Find every line in the material below with the string "estado" and state how many there are, with no other text.

++++ EXCERPTED DATA

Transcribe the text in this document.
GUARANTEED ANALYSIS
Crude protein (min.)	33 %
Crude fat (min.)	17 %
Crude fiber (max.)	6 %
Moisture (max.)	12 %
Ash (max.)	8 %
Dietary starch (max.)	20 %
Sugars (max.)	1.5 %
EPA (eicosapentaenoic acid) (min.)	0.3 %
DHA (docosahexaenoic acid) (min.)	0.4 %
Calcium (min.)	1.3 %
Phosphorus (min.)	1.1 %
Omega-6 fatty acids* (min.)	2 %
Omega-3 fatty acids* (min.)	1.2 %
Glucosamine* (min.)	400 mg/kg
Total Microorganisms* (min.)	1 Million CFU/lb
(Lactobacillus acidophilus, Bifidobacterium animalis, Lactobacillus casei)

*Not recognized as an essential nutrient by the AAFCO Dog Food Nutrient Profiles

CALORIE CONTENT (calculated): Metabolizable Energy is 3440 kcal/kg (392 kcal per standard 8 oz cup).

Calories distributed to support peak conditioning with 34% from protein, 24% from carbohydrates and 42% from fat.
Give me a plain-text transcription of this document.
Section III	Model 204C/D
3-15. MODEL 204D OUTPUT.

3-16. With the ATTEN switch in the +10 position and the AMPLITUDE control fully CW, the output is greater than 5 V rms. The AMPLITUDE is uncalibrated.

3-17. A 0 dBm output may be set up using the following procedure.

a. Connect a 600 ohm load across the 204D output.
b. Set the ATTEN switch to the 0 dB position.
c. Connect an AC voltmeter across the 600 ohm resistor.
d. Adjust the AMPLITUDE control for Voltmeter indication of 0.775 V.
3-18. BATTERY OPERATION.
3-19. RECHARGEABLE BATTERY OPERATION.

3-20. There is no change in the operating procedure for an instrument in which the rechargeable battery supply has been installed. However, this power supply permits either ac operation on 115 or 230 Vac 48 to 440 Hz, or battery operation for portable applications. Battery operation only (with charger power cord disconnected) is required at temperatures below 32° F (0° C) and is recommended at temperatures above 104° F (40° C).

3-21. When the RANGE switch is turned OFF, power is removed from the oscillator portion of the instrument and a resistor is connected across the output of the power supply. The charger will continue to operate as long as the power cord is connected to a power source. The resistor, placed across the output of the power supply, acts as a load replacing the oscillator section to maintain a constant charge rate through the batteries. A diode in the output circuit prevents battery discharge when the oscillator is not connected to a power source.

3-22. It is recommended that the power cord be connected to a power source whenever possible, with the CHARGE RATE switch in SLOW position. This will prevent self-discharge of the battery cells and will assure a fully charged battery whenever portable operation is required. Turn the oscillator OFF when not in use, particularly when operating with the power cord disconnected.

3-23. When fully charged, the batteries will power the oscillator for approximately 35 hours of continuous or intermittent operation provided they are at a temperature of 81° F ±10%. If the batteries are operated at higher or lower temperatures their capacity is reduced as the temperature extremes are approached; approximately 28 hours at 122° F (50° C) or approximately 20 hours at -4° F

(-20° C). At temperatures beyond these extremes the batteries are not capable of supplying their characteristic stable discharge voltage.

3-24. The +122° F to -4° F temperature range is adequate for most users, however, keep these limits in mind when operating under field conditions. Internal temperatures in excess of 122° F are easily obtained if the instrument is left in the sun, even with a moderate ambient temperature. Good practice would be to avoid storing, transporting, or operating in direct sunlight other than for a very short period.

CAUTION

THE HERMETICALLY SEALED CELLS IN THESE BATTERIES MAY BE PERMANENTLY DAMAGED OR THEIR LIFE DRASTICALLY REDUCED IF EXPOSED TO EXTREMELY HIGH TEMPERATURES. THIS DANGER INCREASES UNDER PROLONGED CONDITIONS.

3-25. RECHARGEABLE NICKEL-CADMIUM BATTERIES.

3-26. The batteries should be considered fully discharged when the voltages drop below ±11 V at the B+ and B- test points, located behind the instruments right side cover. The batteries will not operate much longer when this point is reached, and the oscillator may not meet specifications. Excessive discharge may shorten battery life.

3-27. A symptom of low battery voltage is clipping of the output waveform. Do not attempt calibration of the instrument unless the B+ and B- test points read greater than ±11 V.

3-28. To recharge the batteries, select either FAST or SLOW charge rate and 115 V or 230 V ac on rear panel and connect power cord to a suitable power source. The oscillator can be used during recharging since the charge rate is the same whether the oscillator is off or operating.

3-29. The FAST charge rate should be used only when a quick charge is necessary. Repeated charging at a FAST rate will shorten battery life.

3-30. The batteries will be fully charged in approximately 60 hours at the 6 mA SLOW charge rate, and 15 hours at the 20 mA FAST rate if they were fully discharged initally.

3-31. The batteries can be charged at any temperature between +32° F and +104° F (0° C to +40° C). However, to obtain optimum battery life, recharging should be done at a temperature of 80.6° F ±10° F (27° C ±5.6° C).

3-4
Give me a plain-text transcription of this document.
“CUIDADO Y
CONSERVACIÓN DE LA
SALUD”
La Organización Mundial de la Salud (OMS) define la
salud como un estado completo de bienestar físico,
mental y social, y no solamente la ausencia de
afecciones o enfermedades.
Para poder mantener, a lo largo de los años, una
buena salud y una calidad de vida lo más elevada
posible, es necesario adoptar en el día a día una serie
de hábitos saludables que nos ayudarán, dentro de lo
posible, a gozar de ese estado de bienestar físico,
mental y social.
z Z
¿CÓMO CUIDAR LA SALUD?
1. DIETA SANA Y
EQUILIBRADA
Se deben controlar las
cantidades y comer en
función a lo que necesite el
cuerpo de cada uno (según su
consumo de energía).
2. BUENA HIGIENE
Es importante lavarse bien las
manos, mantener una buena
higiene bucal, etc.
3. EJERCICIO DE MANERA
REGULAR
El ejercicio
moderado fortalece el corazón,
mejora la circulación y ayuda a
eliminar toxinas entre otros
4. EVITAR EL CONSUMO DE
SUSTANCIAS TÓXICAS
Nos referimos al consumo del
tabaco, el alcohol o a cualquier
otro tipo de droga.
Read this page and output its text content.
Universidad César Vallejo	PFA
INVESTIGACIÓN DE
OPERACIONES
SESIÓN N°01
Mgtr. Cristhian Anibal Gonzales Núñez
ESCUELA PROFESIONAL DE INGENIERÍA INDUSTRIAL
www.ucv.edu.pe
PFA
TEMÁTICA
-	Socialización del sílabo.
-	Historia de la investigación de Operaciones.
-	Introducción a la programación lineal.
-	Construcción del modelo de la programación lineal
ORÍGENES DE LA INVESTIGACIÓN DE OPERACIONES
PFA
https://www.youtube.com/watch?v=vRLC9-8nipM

++++++++

- FINAL ANSWER
2